--- Exercise requirements ---
Pull out every line of the listing below where "Earnings" appears.

START

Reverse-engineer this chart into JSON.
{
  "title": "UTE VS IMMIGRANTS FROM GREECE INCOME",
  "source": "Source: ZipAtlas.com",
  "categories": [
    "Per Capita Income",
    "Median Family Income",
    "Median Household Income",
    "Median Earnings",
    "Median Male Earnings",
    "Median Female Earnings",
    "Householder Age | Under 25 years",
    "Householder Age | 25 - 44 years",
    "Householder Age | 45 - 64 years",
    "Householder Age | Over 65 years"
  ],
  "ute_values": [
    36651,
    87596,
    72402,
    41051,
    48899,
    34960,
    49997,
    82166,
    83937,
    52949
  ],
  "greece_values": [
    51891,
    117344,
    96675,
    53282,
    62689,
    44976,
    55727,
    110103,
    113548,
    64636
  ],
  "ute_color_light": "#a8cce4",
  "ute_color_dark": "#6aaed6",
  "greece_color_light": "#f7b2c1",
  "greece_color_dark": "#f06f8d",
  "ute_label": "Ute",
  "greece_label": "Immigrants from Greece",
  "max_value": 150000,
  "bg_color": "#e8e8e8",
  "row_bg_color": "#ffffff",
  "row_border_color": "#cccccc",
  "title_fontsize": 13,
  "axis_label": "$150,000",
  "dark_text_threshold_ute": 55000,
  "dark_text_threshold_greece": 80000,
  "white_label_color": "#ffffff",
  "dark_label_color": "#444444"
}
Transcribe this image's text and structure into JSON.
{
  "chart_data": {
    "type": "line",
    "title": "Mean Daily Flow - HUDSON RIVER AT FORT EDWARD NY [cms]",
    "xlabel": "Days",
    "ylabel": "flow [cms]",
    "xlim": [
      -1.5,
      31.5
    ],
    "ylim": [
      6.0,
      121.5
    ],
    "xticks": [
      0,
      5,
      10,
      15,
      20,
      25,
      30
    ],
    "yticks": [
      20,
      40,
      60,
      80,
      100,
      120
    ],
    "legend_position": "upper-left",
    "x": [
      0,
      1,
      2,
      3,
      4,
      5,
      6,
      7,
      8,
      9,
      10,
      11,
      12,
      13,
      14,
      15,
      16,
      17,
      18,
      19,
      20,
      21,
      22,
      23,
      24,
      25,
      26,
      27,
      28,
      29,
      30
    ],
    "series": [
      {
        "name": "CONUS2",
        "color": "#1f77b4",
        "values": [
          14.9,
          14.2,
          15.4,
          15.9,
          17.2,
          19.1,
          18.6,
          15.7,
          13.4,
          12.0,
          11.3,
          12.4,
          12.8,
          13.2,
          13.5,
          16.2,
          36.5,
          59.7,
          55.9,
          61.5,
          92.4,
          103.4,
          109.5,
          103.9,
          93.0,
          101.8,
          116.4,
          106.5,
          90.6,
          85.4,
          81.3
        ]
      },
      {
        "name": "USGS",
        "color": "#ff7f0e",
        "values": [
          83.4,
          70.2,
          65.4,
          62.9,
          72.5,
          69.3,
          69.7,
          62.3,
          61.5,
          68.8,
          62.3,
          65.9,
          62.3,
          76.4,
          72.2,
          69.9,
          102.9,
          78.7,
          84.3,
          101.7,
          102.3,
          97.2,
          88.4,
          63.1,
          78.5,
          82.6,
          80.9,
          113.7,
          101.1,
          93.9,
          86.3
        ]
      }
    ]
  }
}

END

--- Result ---
    "Median Earnings",
    "Median Male Earnings",
    "Median Female Earnings",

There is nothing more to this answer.